Work required.
Locate the string "Report" throughout the material and copy every line in which it occurs.
Start Data for this exercise
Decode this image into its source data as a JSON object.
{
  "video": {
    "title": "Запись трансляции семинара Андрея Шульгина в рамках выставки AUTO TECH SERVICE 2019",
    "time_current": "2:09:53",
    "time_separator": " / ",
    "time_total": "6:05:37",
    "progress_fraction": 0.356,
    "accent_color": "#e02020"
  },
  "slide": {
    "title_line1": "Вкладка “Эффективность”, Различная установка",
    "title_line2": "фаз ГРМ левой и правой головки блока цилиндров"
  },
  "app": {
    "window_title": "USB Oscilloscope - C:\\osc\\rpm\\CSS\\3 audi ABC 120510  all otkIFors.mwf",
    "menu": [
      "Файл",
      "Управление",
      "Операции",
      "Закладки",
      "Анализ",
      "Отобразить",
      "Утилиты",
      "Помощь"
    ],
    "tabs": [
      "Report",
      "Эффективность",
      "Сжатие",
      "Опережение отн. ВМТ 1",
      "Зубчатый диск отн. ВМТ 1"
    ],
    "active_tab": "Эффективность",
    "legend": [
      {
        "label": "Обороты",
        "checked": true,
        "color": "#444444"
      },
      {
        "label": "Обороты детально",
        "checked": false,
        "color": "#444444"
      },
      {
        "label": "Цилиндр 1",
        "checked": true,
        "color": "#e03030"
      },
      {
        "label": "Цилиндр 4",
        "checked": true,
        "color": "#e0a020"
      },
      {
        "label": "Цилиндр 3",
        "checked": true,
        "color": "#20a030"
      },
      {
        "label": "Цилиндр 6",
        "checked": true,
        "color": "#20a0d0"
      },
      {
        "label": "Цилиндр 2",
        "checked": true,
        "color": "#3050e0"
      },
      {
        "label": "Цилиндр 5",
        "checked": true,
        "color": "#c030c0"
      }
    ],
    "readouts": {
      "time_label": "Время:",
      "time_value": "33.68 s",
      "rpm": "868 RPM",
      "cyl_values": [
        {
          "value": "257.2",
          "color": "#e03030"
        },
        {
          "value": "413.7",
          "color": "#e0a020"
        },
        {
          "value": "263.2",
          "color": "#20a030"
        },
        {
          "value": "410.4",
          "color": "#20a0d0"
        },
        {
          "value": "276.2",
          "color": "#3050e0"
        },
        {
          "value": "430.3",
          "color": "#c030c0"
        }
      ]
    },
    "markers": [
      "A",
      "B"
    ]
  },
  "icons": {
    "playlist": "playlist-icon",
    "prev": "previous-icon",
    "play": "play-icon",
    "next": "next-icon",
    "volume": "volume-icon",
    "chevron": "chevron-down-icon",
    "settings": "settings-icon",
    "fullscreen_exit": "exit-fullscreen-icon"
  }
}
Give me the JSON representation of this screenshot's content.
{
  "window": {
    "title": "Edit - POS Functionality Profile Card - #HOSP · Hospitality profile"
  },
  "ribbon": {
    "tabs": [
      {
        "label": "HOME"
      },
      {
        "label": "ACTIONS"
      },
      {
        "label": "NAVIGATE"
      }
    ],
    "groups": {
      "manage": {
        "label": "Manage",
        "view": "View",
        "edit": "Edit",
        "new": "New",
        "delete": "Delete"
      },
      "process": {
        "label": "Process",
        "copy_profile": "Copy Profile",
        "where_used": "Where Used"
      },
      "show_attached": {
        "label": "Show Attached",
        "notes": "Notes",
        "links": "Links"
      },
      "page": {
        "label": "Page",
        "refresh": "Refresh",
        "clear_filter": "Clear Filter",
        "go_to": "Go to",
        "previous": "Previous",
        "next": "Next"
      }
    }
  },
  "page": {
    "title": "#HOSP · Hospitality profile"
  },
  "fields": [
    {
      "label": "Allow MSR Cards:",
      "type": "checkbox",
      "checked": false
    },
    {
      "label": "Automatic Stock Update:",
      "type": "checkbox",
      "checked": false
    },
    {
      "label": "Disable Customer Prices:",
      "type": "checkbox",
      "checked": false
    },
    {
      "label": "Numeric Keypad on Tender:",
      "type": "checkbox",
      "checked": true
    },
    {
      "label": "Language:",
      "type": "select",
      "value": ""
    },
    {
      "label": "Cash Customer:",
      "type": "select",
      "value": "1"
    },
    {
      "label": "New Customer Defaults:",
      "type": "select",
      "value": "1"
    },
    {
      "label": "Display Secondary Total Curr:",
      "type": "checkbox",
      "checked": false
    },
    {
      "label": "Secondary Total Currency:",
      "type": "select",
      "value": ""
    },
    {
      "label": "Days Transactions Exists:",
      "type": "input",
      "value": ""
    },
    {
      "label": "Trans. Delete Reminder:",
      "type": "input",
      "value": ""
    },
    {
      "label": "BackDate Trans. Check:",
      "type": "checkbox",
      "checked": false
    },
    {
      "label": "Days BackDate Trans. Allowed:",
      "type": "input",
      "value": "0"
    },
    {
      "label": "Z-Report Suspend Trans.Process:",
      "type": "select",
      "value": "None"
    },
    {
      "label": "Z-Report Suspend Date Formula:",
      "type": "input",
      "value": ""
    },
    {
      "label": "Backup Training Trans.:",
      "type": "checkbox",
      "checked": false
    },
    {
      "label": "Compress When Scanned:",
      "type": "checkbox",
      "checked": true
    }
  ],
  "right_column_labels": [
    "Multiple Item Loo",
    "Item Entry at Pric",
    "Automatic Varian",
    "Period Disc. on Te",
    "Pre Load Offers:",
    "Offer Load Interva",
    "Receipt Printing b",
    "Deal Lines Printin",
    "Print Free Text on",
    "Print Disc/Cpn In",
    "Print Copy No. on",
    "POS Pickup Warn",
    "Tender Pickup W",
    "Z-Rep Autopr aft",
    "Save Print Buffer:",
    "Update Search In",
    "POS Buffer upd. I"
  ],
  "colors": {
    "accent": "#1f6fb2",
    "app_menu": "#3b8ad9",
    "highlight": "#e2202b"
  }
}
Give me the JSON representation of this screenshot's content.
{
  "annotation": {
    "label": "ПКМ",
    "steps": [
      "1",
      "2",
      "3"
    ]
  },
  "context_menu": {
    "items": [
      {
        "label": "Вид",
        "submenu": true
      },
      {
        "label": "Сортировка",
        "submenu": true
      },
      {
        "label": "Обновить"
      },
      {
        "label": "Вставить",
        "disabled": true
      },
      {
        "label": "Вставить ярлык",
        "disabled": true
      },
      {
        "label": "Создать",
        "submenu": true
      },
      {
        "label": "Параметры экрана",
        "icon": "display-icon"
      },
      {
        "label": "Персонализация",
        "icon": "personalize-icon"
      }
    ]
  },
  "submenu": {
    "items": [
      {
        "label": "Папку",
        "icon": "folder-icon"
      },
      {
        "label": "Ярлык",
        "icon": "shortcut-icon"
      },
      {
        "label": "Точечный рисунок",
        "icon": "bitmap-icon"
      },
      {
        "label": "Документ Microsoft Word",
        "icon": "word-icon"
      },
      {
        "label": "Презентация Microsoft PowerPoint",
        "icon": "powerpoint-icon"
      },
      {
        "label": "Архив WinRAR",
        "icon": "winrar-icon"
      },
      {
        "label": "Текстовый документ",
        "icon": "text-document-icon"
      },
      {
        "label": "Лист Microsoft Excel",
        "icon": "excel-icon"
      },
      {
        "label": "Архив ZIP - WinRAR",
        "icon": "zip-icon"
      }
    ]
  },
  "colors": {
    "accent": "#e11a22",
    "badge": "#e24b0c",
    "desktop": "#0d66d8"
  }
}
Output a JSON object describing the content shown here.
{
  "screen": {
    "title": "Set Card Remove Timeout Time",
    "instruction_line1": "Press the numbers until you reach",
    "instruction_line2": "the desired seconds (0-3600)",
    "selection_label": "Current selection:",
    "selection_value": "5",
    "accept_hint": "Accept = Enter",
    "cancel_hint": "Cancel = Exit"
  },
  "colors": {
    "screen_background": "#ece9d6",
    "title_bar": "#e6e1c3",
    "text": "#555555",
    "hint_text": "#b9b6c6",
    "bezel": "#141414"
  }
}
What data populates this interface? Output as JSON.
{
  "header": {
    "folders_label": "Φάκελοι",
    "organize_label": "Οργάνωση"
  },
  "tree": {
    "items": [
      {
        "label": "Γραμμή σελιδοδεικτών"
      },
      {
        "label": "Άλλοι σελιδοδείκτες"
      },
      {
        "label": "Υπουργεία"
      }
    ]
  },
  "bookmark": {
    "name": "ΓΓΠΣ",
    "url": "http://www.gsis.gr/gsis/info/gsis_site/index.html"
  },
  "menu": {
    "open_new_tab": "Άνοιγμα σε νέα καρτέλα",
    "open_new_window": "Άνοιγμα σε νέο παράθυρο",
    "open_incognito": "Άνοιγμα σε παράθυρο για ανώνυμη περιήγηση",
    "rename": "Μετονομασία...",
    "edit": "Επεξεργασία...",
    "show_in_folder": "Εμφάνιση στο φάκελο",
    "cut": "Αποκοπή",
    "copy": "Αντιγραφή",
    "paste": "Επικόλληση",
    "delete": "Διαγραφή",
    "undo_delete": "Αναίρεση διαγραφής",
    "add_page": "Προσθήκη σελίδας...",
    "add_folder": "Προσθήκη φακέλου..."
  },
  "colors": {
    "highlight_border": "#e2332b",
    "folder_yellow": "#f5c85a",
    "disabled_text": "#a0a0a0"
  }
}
End Data for this exercise
Response.
      "Report",
      "label": "Z-Report Suspend Trans.Process:",
      "label": "Z-Report Suspend Date Formula:",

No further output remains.